▸ **The exercise**: What is the number of lines containing the word "district"? Give that number alone.
═══ Provided material
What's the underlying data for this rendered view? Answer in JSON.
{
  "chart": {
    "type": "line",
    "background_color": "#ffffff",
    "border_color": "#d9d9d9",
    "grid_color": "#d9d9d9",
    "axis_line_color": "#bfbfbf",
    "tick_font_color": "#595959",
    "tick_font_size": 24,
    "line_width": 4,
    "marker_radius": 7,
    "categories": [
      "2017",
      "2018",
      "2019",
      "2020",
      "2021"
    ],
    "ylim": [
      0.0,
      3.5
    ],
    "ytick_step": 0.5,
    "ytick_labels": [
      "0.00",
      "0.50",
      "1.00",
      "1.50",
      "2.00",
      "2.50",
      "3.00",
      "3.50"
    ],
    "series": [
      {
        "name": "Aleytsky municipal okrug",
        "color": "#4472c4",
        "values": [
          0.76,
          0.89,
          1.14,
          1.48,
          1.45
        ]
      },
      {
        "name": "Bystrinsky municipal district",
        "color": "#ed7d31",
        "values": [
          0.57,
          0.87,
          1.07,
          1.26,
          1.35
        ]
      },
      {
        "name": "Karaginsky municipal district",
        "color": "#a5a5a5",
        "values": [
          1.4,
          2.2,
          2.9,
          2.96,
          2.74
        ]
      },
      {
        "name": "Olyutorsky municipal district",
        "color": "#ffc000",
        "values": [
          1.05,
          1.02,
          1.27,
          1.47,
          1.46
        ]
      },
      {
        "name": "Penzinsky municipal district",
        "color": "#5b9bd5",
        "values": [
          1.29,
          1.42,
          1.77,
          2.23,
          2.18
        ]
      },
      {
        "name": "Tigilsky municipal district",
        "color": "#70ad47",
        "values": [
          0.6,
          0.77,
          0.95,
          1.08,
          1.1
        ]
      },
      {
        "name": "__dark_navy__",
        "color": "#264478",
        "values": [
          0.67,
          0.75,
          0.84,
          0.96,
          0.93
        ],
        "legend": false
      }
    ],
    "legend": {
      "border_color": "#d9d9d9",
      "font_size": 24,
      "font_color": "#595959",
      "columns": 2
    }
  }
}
══════
▸ **Solved exercise**: 5